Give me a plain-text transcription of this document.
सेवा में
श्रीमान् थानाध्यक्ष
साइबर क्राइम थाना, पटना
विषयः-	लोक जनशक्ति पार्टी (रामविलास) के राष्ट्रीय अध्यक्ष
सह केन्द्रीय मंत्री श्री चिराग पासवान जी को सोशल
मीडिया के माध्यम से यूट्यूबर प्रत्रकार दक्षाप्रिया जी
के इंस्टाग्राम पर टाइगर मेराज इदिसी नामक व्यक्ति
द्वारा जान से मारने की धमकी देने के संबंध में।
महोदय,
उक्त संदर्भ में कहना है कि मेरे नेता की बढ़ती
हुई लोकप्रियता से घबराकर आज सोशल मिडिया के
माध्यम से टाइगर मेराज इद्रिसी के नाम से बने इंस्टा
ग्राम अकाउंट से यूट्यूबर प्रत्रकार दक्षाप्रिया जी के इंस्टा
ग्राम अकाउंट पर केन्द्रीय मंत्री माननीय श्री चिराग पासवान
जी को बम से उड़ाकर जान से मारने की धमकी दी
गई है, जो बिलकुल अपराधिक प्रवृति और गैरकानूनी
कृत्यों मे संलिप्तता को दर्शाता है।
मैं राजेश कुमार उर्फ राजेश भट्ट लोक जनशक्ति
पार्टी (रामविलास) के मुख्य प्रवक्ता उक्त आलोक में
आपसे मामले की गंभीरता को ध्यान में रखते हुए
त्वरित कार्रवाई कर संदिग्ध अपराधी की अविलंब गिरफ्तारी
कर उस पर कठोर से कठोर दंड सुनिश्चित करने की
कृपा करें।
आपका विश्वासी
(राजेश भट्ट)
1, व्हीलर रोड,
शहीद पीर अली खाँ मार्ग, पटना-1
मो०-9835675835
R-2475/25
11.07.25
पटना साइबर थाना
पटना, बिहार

=======

THE PROBLEM:
Retype the whole listing, matching it exactly.

FINISHED TASK:
Give me a plain-text transcription of this document.
सेवा में
श्रीमान् थानाध्यक्ष
साइबर क्राइम थाना, पटना
विषयः-	लोक जनशक्ति पार्टी (रामविलास) के राष्ट्रीय अध्यक्ष
सह केन्द्रीय मंत्री श्री चिराग पासवान जी को सोशल
मीडिया के माध्यम से यूट्यूबर प्रत्रकार दक्षाप्रिया जी
के इंस्टाग्राम पर टाइगर मेराज इदिसी नामक व्यक्ति
द्वारा जान से मारने की धमकी देने के संबंध में।
महोदय,
उक्त संदर्भ में कहना है कि मेरे नेता की बढ़ती
हुई लोकप्रियता से घबराकर आज सोशल मिडिया के
माध्यम से टाइगर मेराज इद्रिसी के नाम से बने इंस्टा
ग्राम अकाउंट से यूट्यूबर प्रत्रकार दक्षाप्रिया जी के इंस्टा
ग्राम अकाउंट पर केन्द्रीय मंत्री माननीय श्री चिराग पासवान
जी को बम से उड़ाकर जान से मारने की धमकी दी
गई है, जो बिलकुल अपराधिक प्रवृति और गैरकानूनी
कृत्यों मे संलिप्तता को दर्शाता है।
मैं राजेश कुमार उर्फ राजेश भट्ट लोक जनशक्ति
पार्टी (रामविलास) के मुख्य प्रवक्ता उक्त आलोक में
आपसे मामले की गंभीरता को ध्यान में रखते हुए
त्वरित कार्रवाई कर संदिग्ध अपराधी की अविलंब गिरफ्तारी
कर उस पर कठोर से कठोर दंड सुनिश्चित करने की
कृपा करें।
आपका विश्वासी
(राजेश भट्ट)
1, व्हीलर रोड,
शहीद पीर अली खाँ मार्ग, पटना-1
मो०-9835675835
R-2475/25
11.07.25
पटना साइबर थाना
पटना, बिहार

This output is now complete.